Extract each line where the string "абзаце" shows up.

**Data items:**

***

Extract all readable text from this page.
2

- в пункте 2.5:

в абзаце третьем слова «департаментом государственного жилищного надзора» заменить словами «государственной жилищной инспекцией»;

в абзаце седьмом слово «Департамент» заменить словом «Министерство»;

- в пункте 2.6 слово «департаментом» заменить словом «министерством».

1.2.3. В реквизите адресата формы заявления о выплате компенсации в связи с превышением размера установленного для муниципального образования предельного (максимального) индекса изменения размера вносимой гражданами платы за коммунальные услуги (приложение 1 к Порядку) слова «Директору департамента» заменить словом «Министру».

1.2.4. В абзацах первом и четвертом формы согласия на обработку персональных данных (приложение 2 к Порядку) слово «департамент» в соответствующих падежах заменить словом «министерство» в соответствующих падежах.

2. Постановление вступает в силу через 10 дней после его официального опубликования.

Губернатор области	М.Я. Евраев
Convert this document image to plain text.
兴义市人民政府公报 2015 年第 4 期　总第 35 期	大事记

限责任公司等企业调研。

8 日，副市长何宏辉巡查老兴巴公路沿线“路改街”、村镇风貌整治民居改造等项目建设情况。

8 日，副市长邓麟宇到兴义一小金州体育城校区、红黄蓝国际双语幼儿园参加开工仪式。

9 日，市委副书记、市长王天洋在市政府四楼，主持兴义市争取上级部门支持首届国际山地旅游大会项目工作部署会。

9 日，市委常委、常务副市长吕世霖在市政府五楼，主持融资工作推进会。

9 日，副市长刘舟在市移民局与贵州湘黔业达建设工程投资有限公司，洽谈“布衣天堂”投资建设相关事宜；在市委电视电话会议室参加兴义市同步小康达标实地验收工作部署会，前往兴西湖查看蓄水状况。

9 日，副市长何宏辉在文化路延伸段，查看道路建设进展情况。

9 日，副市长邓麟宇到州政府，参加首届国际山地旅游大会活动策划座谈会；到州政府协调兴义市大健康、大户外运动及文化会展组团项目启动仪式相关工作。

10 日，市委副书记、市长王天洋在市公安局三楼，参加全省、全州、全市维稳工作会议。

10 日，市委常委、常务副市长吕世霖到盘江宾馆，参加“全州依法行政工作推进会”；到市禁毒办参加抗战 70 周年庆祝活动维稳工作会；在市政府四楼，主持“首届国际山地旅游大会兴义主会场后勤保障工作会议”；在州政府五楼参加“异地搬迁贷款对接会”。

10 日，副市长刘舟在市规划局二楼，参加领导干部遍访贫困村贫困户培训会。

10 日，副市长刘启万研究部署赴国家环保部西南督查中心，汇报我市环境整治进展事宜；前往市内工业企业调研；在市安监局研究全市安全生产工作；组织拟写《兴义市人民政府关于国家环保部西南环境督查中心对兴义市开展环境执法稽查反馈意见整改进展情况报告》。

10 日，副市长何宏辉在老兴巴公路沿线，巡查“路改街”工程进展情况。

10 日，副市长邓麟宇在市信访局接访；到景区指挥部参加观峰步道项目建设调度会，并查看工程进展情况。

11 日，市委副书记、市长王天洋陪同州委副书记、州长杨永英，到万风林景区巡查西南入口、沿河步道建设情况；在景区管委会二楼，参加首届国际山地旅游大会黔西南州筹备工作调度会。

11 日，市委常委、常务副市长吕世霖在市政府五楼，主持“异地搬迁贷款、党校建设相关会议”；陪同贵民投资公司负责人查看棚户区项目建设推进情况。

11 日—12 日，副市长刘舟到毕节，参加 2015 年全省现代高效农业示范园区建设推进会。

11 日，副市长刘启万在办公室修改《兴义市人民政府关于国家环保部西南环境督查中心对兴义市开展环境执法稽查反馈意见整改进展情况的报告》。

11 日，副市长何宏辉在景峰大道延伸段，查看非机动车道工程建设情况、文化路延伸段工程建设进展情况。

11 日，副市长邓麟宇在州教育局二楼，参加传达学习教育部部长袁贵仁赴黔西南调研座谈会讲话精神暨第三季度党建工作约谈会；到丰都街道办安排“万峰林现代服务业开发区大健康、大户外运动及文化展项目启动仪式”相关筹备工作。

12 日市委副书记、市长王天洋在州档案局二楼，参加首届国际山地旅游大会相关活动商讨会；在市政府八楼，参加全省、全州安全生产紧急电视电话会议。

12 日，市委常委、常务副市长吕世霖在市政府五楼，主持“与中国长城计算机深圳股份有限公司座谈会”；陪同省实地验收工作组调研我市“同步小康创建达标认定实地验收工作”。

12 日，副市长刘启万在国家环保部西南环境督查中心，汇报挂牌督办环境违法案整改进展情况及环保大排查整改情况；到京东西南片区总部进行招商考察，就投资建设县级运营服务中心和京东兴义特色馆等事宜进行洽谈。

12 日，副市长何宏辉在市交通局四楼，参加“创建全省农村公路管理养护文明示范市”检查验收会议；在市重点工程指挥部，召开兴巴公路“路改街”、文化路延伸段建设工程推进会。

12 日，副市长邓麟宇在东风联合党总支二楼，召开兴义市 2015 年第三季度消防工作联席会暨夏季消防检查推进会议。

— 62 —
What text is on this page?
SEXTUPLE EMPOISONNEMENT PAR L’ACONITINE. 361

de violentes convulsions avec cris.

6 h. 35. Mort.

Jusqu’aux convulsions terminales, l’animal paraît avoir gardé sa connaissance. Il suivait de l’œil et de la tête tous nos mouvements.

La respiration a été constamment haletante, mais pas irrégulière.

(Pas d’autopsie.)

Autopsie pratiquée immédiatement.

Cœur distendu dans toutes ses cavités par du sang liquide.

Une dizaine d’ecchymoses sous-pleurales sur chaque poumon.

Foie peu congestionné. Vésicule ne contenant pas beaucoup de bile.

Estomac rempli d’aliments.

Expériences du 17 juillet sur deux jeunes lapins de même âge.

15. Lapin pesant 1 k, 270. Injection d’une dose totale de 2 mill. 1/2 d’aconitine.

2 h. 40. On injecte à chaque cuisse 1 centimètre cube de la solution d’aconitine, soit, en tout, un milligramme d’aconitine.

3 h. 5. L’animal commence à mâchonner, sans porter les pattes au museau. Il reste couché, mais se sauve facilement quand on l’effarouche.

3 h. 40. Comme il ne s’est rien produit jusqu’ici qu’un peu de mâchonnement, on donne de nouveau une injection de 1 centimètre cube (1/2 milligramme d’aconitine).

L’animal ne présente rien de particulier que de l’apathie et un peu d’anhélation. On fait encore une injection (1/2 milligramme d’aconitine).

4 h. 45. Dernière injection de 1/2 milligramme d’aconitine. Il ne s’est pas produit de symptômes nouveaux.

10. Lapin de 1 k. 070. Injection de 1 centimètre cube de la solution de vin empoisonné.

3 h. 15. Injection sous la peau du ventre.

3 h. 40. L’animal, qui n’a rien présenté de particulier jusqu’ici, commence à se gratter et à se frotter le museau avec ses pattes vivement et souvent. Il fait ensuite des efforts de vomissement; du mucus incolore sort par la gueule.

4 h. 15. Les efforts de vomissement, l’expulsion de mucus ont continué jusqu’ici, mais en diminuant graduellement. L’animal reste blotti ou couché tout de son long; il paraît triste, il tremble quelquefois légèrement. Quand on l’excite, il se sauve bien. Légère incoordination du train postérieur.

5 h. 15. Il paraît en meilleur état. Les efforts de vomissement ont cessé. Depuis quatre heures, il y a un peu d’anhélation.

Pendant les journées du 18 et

***

**Finished exercise:**
в абзаце третьем слова «департаментом государственного жилищного надзора» заменить словами «государственной жилищной инспекцией»;
в абзаце седьмом слово «Департамент» заменить словом «Министерство»;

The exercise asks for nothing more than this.